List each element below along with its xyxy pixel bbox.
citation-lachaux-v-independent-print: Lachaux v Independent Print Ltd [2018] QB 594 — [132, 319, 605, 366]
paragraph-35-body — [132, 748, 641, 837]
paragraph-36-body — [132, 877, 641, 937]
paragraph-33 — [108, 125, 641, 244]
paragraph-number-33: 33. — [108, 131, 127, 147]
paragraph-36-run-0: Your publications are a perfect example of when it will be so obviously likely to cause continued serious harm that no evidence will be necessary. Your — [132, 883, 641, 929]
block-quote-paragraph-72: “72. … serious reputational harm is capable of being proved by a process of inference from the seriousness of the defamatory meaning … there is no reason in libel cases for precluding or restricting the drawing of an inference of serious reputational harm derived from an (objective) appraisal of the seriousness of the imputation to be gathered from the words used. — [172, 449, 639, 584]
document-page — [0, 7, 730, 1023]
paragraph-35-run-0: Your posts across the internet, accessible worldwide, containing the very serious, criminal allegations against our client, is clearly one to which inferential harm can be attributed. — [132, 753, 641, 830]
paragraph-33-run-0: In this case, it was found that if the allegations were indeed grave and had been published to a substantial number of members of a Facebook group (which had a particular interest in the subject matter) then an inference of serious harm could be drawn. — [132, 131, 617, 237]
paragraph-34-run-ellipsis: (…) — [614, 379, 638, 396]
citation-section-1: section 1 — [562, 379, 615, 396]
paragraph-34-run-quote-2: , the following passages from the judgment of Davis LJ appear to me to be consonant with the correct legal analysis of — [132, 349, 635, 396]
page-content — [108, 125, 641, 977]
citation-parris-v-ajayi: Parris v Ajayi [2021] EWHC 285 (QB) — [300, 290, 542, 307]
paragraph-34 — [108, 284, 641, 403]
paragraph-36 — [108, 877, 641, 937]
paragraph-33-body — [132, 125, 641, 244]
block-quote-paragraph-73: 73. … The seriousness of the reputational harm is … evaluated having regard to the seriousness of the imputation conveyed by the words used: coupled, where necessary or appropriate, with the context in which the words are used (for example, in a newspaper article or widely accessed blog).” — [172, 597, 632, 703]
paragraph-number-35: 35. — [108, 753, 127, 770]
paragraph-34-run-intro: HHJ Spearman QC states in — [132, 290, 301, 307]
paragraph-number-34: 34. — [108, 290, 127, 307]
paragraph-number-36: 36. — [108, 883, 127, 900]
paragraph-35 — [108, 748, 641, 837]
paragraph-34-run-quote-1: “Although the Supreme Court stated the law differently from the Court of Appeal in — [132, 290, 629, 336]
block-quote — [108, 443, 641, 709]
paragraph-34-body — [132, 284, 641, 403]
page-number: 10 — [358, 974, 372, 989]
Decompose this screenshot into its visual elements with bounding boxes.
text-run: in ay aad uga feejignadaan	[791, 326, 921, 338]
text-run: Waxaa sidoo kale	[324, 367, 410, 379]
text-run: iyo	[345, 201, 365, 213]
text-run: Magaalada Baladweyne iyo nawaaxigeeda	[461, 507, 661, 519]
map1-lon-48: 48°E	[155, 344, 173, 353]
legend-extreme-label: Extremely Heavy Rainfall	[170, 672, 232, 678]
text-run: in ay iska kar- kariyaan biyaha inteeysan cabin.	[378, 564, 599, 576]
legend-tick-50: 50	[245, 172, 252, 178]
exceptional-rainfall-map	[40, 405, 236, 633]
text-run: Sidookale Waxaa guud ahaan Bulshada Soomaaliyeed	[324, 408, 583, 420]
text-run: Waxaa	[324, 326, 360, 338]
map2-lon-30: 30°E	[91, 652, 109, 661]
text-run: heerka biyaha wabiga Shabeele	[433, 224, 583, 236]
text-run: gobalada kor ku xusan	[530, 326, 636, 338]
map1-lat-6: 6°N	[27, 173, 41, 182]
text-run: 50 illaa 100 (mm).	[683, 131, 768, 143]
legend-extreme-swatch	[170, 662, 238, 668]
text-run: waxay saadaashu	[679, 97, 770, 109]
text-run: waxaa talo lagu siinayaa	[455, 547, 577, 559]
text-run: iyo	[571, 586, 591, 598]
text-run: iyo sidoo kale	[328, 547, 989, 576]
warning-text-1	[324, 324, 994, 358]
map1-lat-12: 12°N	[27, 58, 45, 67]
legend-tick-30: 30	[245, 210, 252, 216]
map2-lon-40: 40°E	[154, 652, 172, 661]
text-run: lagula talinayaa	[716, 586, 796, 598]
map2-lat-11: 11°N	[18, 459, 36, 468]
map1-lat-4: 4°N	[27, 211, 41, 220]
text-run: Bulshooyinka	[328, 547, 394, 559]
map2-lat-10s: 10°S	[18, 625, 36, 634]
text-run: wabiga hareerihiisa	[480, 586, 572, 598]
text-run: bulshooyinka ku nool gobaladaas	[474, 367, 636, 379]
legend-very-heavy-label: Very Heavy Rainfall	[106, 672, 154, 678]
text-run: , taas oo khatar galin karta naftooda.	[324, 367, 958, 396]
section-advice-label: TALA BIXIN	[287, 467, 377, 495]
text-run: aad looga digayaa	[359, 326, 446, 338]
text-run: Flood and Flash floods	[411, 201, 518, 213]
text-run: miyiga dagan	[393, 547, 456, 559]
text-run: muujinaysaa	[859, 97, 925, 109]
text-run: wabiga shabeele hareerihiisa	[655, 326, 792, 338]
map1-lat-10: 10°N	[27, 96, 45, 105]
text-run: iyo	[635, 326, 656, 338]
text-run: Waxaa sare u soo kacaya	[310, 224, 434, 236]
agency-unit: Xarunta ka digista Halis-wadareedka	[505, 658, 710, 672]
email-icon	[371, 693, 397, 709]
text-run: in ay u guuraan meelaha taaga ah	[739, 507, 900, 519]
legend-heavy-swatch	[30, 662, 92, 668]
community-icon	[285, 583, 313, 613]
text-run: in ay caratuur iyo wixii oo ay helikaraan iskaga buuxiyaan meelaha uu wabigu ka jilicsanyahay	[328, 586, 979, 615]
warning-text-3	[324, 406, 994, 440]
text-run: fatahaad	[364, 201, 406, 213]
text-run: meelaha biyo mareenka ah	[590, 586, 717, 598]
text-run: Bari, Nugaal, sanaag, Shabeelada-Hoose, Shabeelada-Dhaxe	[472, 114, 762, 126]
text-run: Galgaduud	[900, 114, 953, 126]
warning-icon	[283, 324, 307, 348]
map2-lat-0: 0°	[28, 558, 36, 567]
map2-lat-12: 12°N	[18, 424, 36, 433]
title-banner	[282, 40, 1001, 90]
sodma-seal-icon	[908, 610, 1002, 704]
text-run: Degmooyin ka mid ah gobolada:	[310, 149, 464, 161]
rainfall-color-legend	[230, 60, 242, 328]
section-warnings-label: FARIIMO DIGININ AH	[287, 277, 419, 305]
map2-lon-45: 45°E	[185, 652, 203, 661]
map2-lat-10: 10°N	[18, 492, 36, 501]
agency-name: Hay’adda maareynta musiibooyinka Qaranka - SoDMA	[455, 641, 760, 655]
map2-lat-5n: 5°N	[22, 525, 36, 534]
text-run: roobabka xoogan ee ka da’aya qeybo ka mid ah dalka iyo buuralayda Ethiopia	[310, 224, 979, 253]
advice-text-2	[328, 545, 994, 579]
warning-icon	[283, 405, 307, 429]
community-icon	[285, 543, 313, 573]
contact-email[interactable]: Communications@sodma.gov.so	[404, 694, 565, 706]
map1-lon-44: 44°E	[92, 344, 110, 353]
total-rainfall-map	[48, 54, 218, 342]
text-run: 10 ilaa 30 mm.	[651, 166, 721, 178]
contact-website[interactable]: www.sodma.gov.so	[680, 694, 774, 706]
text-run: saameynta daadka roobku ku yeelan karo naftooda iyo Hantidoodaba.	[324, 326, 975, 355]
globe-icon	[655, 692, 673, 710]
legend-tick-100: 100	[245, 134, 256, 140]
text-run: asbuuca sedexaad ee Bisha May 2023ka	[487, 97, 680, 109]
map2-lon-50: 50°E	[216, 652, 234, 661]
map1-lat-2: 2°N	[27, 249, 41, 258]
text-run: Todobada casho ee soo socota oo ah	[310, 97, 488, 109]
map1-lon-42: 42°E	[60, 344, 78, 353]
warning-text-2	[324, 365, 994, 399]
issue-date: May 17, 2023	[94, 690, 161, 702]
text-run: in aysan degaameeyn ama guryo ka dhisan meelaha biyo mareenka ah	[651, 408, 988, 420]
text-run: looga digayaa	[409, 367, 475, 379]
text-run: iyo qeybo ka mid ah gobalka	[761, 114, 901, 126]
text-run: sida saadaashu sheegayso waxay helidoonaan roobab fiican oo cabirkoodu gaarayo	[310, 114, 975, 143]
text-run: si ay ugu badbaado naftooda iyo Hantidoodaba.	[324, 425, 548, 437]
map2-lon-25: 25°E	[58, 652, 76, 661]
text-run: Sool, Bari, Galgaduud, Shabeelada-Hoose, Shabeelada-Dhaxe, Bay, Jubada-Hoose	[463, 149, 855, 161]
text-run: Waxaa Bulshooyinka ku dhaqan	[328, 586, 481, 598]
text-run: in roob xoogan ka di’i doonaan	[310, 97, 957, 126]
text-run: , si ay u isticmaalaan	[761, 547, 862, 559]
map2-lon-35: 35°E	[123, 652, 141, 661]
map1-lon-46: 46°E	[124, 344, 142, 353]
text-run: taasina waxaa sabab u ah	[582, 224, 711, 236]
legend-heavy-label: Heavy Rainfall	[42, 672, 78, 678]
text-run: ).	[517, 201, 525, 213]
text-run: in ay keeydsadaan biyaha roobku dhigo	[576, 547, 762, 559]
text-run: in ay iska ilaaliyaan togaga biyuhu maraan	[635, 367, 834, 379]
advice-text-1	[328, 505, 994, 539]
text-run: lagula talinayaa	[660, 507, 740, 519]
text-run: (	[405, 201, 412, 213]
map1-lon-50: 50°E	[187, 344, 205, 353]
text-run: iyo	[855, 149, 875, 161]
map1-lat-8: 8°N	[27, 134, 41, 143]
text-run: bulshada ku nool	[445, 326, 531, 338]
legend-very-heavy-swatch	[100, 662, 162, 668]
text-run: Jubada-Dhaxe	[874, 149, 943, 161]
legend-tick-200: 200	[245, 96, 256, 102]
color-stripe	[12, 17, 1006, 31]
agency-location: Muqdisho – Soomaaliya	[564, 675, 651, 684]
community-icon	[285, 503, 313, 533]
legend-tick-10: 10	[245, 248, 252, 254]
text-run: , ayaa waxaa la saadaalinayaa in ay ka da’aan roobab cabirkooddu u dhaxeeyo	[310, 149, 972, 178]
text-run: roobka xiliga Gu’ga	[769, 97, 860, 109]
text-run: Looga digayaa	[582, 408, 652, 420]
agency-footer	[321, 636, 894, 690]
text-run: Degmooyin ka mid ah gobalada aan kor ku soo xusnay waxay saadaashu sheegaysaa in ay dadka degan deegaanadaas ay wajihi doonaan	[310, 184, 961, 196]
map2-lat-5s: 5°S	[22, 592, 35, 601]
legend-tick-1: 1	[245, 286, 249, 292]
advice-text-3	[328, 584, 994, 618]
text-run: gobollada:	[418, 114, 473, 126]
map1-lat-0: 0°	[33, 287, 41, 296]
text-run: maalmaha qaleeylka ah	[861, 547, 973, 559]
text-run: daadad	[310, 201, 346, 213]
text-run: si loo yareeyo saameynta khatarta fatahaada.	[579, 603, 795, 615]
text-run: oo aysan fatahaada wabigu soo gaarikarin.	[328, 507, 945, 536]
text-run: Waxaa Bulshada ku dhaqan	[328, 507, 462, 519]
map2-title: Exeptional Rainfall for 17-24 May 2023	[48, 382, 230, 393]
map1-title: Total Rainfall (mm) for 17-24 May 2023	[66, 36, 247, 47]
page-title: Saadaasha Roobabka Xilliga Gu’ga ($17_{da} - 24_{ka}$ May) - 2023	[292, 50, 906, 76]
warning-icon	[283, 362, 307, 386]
***
Switch "allegations" to "accusations" and give the records again from the start up to and including the line that contains "paragraph-34-run-quote-2: , the", with everything else unchanged.

List each element below along with its xyxy pixel bbox.
citation-lachaux-v-independent-print: Lachaux v Independent Print Ltd [2018] QB 594 — [132, 319, 605, 366]
paragraph-35-body — [132, 748, 641, 837]
paragraph-36-body — [132, 877, 641, 937]
paragraph-33 — [108, 125, 641, 244]
paragraph-number-33: 33. — [108, 131, 127, 147]
paragraph-36-run-0: Your publications are a perfect example of when it will be so obviously likely to cause continued serious harm that no evidence will be necessary. Your — [132, 883, 641, 929]
block-quote-paragraph-72: “72. … serious reputational harm is capable of being proved by a process of inference from the seriousness of the defamatory meaning … there is no reason in libel cases for precluding or restricting the drawing of an inference of serious reputational harm derived from an (objective) appraisal of the seriousness of the imputation to be gathered from the words used. — [172, 449, 639, 584]
document-page — [0, 7, 730, 1023]
paragraph-35-run-0: Your posts across the internet, accessible worldwide, containing the very serious, criminal accusations against our client, is clearly one to which inferential harm can be attributed. — [132, 753, 641, 830]
paragraph-33-run-0: In this case, it was found that if the accusations were indeed grave and had been published to a substantial number of members of a Facebook group (which had a particular interest in the subject matter) then an inference of serious harm could be drawn. — [132, 131, 617, 237]
paragraph-34-run-ellipsis: (…) — [614, 379, 638, 396]
citation-section-1: section 1 — [562, 379, 615, 396]
paragraph-34-run-quote-2: , the following passages from the judgment of Davis LJ appear to me to be consonant with the correct legal analysis of — [132, 349, 635, 396]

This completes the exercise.